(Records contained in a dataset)
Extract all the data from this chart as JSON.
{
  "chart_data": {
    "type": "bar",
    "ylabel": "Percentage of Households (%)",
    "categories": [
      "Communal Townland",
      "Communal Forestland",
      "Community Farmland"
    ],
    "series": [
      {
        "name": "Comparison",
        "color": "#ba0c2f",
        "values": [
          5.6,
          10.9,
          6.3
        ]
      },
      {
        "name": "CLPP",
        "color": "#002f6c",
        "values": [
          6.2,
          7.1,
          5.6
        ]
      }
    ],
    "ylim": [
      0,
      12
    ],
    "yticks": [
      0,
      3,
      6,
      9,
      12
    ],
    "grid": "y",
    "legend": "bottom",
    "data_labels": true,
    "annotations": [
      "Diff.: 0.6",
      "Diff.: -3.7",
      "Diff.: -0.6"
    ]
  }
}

OBJECTIVE —
From the first line to the last, retype the data exactly.

FULL OUTPUT —
Extract all the data from this chart as JSON.
{
  "chart_data": {
    "type": "bar",
    "ylabel": "Percentage of Households (%)",
    "categories": [
      "Communal Townland",
      "Communal Forestland",
      "Community Farmland"
    ],
    "series": [
      {
        "name": "Comparison",
        "color": "#ba0c2f",
        "values": [
          5.6,
          10.9,
          6.3
        ]
      },
      {
        "name": "CLPP",
        "color": "#002f6c",
        "values": [
          6.2,
          7.1,
          5.6
        ]
      }
    ],
    "ylim": [
      0,
      12
    ],
    "yticks": [
      0,
      3,
      6,
      9,
      12
    ],
    "grid": "y",
    "legend": "bottom",
    "data_labels": true,
    "annotations": [
      "Diff.: 0.6",
      "Diff.: -3.7",
      "Diff.: -0.6"
    ]
  }
}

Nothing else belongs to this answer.